Task statement: Every entry must be duplicated precisely as written.
——————————
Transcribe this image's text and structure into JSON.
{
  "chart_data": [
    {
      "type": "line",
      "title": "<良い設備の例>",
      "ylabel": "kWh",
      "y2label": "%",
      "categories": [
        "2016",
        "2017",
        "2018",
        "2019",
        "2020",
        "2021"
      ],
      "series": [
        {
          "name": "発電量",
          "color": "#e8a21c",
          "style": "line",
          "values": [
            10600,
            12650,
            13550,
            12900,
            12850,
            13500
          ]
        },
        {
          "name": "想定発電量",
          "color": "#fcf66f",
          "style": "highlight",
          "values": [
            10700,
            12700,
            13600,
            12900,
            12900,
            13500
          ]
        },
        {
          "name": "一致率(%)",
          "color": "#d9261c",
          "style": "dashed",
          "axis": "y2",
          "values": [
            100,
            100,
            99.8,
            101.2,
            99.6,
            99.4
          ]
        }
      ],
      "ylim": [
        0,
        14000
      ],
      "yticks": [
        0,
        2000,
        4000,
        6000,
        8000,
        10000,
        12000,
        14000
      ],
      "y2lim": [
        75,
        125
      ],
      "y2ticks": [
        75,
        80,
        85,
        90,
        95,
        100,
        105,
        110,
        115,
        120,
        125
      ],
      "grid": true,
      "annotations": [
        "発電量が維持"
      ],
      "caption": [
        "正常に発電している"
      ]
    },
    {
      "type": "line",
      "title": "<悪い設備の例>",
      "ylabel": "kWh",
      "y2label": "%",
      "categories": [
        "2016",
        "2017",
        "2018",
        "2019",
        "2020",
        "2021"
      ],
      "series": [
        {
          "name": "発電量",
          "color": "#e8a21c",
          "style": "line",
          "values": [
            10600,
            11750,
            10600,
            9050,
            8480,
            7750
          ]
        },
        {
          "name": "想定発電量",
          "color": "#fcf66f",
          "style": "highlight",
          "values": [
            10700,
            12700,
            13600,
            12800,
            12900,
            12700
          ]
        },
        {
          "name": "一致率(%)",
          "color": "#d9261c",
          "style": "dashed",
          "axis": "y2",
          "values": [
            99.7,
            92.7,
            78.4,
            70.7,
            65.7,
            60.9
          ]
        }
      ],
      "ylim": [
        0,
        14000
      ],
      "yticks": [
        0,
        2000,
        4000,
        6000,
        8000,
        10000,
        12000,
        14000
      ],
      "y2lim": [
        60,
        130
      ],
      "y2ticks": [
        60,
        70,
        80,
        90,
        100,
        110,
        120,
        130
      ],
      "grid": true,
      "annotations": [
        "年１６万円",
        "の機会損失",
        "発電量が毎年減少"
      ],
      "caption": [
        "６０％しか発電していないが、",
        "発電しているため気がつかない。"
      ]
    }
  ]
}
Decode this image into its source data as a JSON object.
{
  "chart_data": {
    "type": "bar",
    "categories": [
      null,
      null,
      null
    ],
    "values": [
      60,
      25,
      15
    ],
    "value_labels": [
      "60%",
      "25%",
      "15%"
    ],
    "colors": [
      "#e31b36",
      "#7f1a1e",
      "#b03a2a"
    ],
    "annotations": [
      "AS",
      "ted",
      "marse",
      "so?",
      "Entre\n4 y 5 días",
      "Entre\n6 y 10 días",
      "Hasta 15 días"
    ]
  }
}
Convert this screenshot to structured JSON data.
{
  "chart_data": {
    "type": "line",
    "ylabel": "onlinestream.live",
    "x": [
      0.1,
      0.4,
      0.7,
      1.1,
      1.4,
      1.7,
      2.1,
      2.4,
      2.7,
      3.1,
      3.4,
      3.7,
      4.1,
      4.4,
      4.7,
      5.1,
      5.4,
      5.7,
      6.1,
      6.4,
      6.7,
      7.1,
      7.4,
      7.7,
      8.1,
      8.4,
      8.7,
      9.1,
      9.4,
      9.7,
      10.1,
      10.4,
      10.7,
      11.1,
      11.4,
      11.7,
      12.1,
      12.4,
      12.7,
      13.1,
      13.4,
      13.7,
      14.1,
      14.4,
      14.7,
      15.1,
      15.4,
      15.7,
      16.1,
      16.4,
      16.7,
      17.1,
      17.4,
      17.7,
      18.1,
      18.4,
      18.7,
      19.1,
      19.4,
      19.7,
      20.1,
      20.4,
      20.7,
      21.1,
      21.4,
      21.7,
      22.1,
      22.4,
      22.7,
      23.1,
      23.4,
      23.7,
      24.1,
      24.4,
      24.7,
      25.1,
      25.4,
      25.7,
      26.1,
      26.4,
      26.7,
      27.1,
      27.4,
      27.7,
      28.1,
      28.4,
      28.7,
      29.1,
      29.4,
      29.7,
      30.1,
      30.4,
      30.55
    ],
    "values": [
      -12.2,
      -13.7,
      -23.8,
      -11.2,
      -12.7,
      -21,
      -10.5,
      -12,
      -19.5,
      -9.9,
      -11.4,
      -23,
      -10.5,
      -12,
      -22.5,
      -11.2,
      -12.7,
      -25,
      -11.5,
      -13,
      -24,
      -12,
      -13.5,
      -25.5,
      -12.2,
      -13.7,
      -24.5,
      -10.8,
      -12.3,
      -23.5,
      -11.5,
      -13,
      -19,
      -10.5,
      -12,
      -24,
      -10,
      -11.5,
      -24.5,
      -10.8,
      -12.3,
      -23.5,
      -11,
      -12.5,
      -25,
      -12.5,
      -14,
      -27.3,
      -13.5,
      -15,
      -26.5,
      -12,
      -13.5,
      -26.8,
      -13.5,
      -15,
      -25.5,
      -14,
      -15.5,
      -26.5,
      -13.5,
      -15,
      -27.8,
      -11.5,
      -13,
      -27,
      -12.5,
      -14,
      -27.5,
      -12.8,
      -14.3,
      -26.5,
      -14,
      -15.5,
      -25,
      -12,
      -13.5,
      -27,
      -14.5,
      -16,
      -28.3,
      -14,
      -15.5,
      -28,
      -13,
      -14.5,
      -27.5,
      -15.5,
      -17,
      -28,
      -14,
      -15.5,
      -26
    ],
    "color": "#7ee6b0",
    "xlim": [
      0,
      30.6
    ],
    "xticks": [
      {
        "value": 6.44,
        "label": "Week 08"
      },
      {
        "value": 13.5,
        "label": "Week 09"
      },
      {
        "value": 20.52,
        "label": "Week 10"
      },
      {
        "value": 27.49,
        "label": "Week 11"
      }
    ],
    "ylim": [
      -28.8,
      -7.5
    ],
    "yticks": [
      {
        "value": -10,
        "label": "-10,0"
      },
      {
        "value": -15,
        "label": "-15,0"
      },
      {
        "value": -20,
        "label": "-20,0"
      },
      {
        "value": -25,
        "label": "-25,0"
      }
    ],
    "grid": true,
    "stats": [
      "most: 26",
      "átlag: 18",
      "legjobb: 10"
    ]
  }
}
——————————
Exercise result:
Transcribe this image's text and structure into JSON.
{
  "chart_data": [
    {
      "type": "line",
      "title": "<良い設備の例>",
      "ylabel": "kWh",
      "y2label": "%",
      "categories": [
        "2016",
        "2017",
        "2018",
        "2019",
        "2020",
        "2021"
      ],
      "series": [
        {
          "name": "発電量",
          "color": "#e8a21c",
          "style": "line",
          "values": [
            10600,
            12650,
            13550,
            12900,
            12850,
            13500
          ]
        },
        {
          "name": "想定発電量",
          "color": "#fcf66f",
          "style": "highlight",
          "values": [
            10700,
            12700,
            13600,
            12900,
            12900,
            13500
          ]
        },
        {
          "name": "一致率(%)",
          "color": "#d9261c",
          "style": "dashed",
          "axis": "y2",
          "values": [
            100,
            100,
            99.8,
            101.2,
            99.6,
            99.4
          ]
        }
      ],
      "ylim": [
        0,
        14000
      ],
      "yticks": [
        0,
        2000,
        4000,
        6000,
        8000,
        10000,
        12000,
        14000
      ],
      "y2lim": [
        75,
        125
      ],
      "y2ticks": [
        75,
        80,
        85,
        90,
        95,
        100,
        105,
        110,
        115,
        120,
        125
      ],
      "grid": true,
      "annotations": [
        "発電量が維持"
      ],
      "caption": [
        "正常に発電している"
      ]
    },
    {
      "type": "line",
      "title": "<悪い設備の例>",
      "ylabel": "kWh",
      "y2label": "%",
      "categories": [
        "2016",
        "2017",
        "2018",
        "2019",
        "2020",
        "2021"
      ],
      "series": [
        {
          "name": "発電量",
          "color": "#e8a21c",
          "style": "line",
          "values": [
            10600,
            11750,
            10600,
            9050,
            8480,
            7750
          ]
        },
        {
          "name": "想定発電量",
          "color": "#fcf66f",
          "style": "highlight",
          "values": [
            10700,
            12700,
            13600,
            12800,
            12900,
            12700
          ]
        },
        {
          "name": "一致率(%)",
          "color": "#d9261c",
          "style": "dashed",
          "axis": "y2",
          "values": [
            99.7,
            92.7,
            78.4,
            70.7,
            65.7,
            60.9
          ]
        }
      ],
      "ylim": [
        0,
        14000
      ],
      "yticks": [
        0,
        2000,
        4000,
        6000,
        8000,
        10000,
        12000,
        14000
      ],
      "y2lim": [
        60,
        130
      ],
      "y2ticks": [
        60,
        70,
        80,
        90,
        100,
        110,
        120,
        130
      ],
      "grid": true,
      "annotations": [
        "年１６万円",
        "の機会損失",
        "発電量が毎年減少"
      ],
      "caption": [
        "６０％しか発電していないが、",
        "発電しているため気がつかない。"
      ]
    }
  ]
}
Decode this image into its source data as a JSON object.
{
  "chart_data": {
    "type": "bar",
    "categories": [
      null,
      null,
      null
    ],
    "values": [
      60,
      25,
      15
    ],
    "value_labels": [
      "60%",
      "25%",
      "15%"
    ],
    "colors": [
      "#e31b36",
      "#7f1a1e",
      "#b03a2a"
    ],
    "annotations": [
      "AS",
      "ted",
      "marse",
      "so?",
      "Entre\n4 y 5 días",
      "Entre\n6 y 10 días",
      "Hasta 15 días"
    ]
  }
}
Convert this screenshot to structured JSON data.
{
  "chart_data": {
    "type": "line",
    "ylabel": "onlinestream.live",
    "x": [
      0.1,
      0.4,
      0.7,
      1.1,
      1.4,
      1.7,
      2.1,
      2.4,
      2.7,
      3.1,
      3.4,
      3.7,
      4.1,
      4.4,
      4.7,
      5.1,
      5.4,
      5.7,
      6.1,
      6.4,
      6.7,
      7.1,
      7.4,
      7.7,
      8.1,
      8.4,
      8.7,
      9.1,
      9.4,
      9.7,
      10.1,
      10.4,
      10.7,
      11.1,
      11.4,
      11.7,
      12.1,
      12.4,
      12.7,
      13.1,
      13.4,
      13.7,
      14.1,
      14.4,
      14.7,
      15.1,
      15.4,
      15.7,
      16.1,
      16.4,
      16.7,
      17.1,
      17.4,
      17.7,
      18.1,
      18.4,
      18.7,
      19.1,
      19.4,
      19.7,
      20.1,
      20.4,
      20.7,
      21.1,
      21.4,
      21.7,
      22.1,
      22.4,
      22.7,
      23.1,
      23.4,
      23.7,
      24.1,
      24.4,
      24.7,
      25.1,
      25.4,
      25.7,
      26.1,
      26.4,
      26.7,
      27.1,
      27.4,
      27.7,
      28.1,
      28.4,
      28.7,
      29.1,
      29.4,
      29.7,
      30.1,
      30.4,
      30.55
    ],
    "values": [
      -12.2,
      -13.7,
      -23.8,
      -11.2,
      -12.7,
      -21,
      -10.5,
      -12,
      -19.5,
      -9.9,
      -11.4,
      -23,
      -10.5,
      -12,
      -22.5,
      -11.2,
      -12.7,
      -25,
      -11.5,
      -13,
      -24,
      -12,
      -13.5,
      -25.5,
      -12.2,
      -13.7,
      -24.5,
      -10.8,
      -12.3,
      -23.5,
      -11.5,
      -13,
      -19,
      -10.5,
      -12,
      -24,
      -10,
      -11.5,
      -24.5,
      -10.8,
      -12.3,
      -23.5,
      -11,
      -12.5,
      -25,
      -12.5,
      -14,
      -27.3,
      -13.5,
      -15,
      -26.5,
      -12,
      -13.5,
      -26.8,
      -13.5,
      -15,
      -25.5,
      -14,
      -15.5,
      -26.5,
      -13.5,
      -15,
      -27.8,
      -11.5,
      -13,
      -27,
      -12.5,
      -14,
      -27.5,
      -12.8,
      -14.3,
      -26.5,
      -14,
      -15.5,
      -25,
      -12,
      -13.5,
      -27,
      -14.5,
      -16,
      -28.3,
      -14,
      -15.5,
      -28,
      -13,
      -14.5,
      -27.5,
      -15.5,
      -17,
      -28,
      -14,
      -15.5,
      -26
    ],
    "color": "#7ee6b0",
    "xlim": [
      0,
      30.6
    ],
    "xticks": [
      {
        "value": 6.44,
        "label": "Week 08"
      },
      {
        "value": 13.5,
        "label": "Week 09"
      },
      {
        "value": 20.52,
        "label": "Week 10"
      },
      {
        "value": 27.49,
        "label": "Week 11"
      }
    ],
    "ylim": [
      -28.8,
      -7.5
    ],
    "yticks": [
      {
        "value": -10,
        "label": "-10,0"
      },
      {
        "value": -15,
        "label": "-15,0"
      },
      {
        "value": -20,
        "label": "-20,0"
      },
      {
        "value": -25,
        "label": "-25,0"
      }
    ],
    "grid": true,
    "stats": [
      "most: 26",
      "átlag: 18",
      "legjobb: 10"
    ]
  }
}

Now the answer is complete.